## Exercise directions
Find the string "microtest" in the entries and copy each line that has it.

-------- Rows

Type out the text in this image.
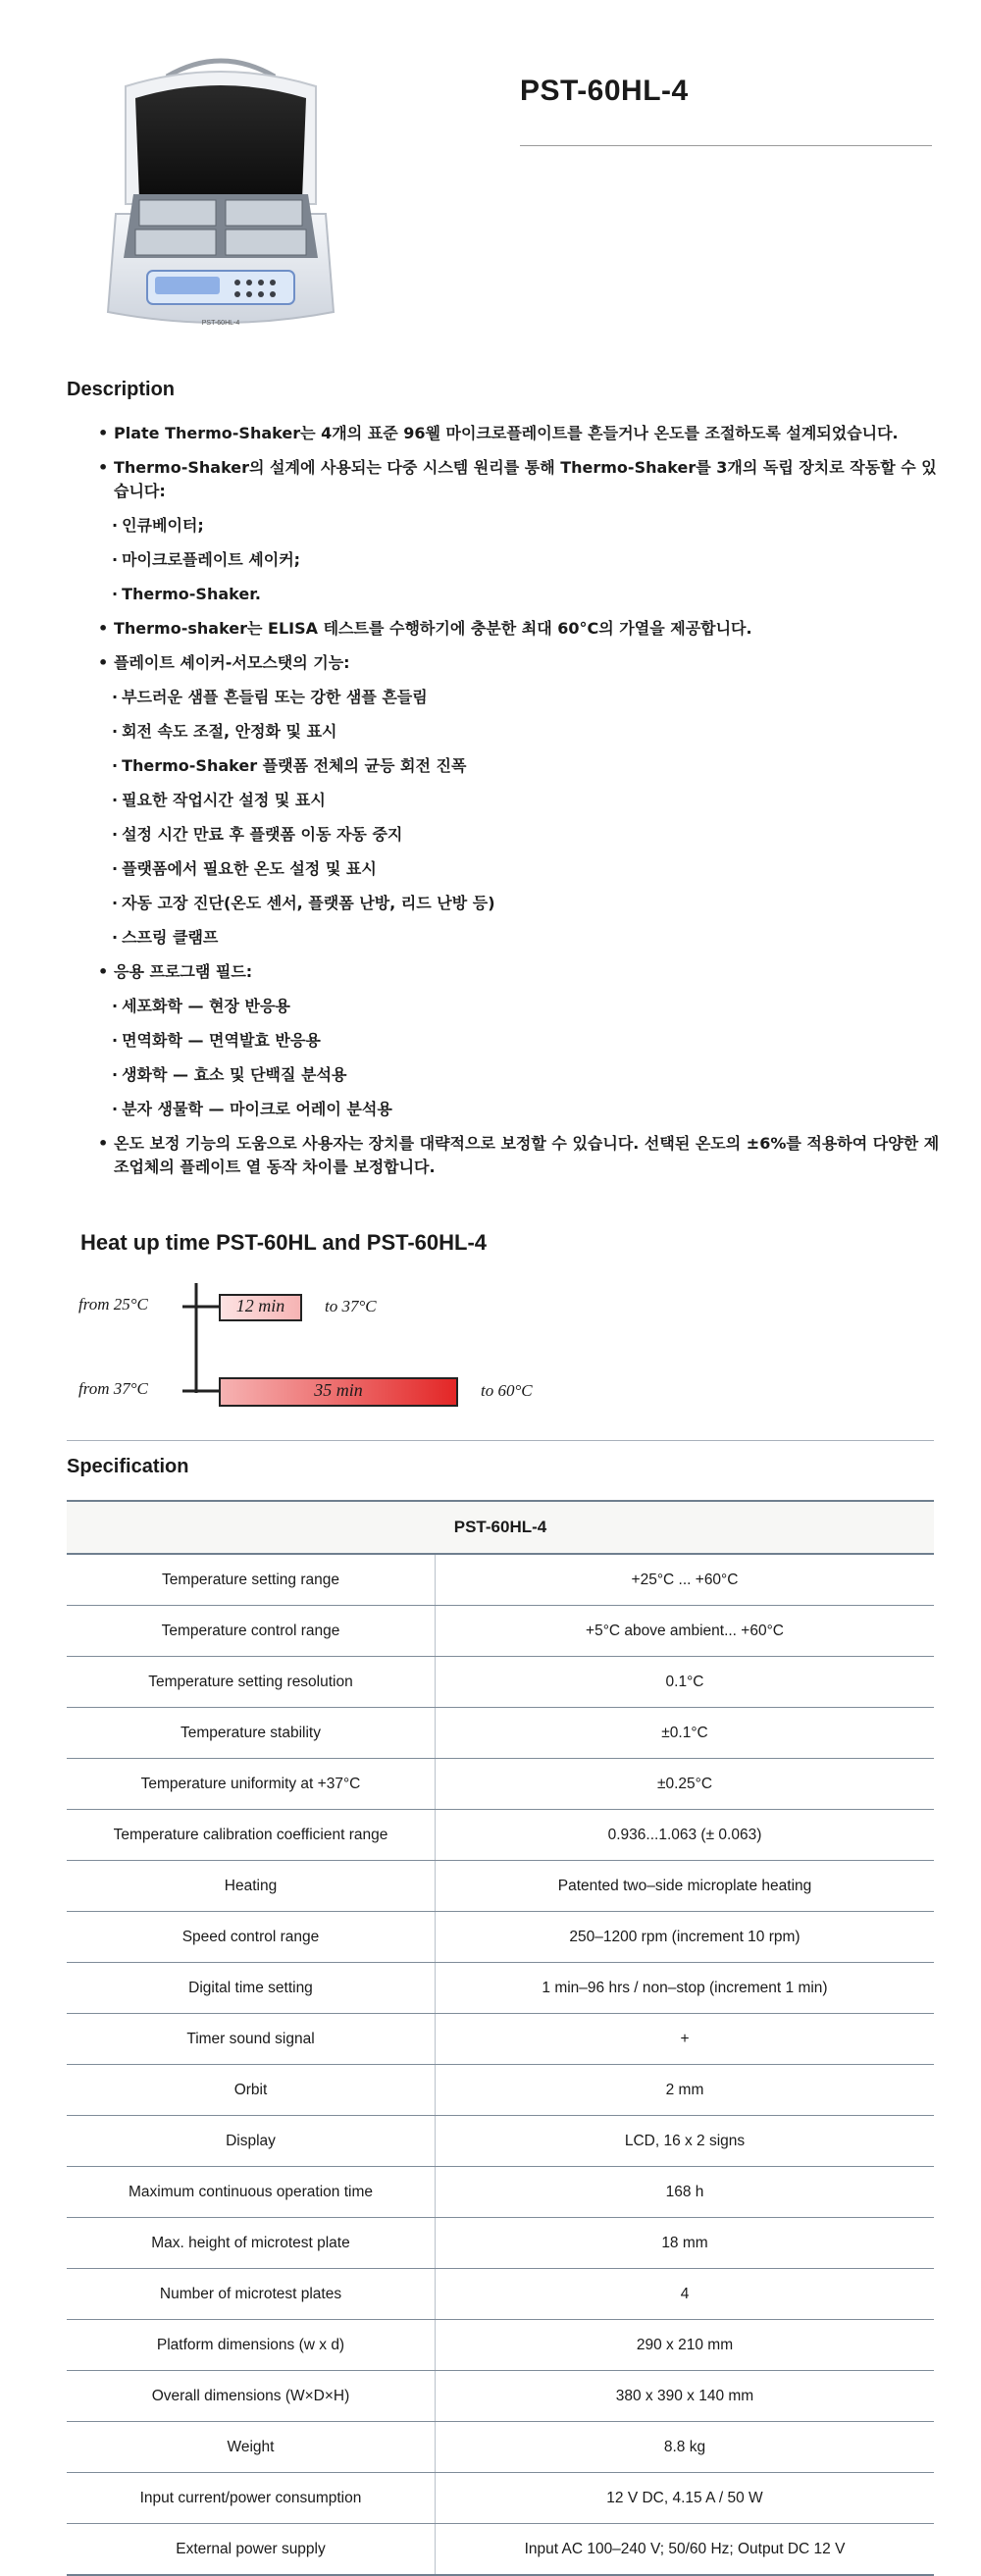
PST-60HL-4
PST-60HL-4
Description
• Plate Thermo-Shaker는 4개의 표준 96웰 마이크로플레이트를 흔들거나 온도를 조절하도록 설계되었습니다.
• Thermo-Shaker의 설계에 사용되는 다중 시스템 원리를 통해 Thermo-Shaker를 3개의 독립 장치로 작동할 수 있습니다:
· 인큐베이터;
· 마이크로플레이트 셰이커;
· Thermo-Shaker.
• Thermo-shaker는 ELISA 테스트를 수행하기에 충분한 최대 60°C의 가열을 제공합니다.
• 플레이트 셰이커-서모스탯의 기능:
· 부드러운 샘플 흔들림 또는 강한 샘플 흔들림
· 회전 속도 조절, 안정화 및 표시
· Thermo-Shaker 플랫폼 전체의 균등 회전 진폭
· 필요한 작업시간 설정 및 표시
· 설정 시간 만료 후 플랫폼 이동 자동 중지
· 플랫폼에서 필요한 온도 설정 및 표시
· 자동 고장 진단(온도 센서, 플랫폼 난방, 리드 난방 등)
· 스프링 클램프
• 응용 프로그램 필드:
· 세포화학 — 현장 반응용
· 면역화학 — 면역발효 반응용
· 생화학 — 효소 및 단백질 분석용
· 분자 생물학 — 마이크로 어레이 분석용
• 온도 보정 기능의 도움으로 사용자는 장치를 대략적으로 보정할 수 있습니다. 선택된 온도의 ±6%를 적용하여 다양한 제조업체의 플레이트 열 동작 차이를 보정합니다.
Heat up time PST-60HL and PST-60HL-4
from 25°C	12 min	to 37°C
from 37°C	35 min	to 60°C
Specification
PST-60HL-4	
Temperature setting range	+25°C ... +60°C
Temperature control range	+5°C above ambient... +60°C
Temperature setting resolution	0.1°C
Temperature stability	±0.1°C
Temperature uniformity at +37°C	±0.25°C
Temperature calibration coefficient range	0.936...1.063 (± 0.063)
Heating	Patented two–side microplate heating
Speed control range	250–1200 rpm (increment 10 rpm)
Digital time setting	1 min–96 hrs / non–stop (increment 1 min)
Timer sound signal	+
Orbit	2 mm
Display	LCD, 16 x 2 signs
Maximum continuous operation time	168 h
Max. height of microtest plate	18 mm
Number of microtest plates	4
Platform dimensions (w x d)	290 x 210 mm
Overall dimensions (W×D×H)	380 x 390 x 140 mm
Weight	8.8 kg
Input current/power consumption	12 V DC, 4.15 A / 50 W
External power supply	Input AC 100–240 V; 50/60 Hz; Output DC 12 V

----------------

## Output for this task
Max. height of microtest plate	18 mm
Number of microtest plates	4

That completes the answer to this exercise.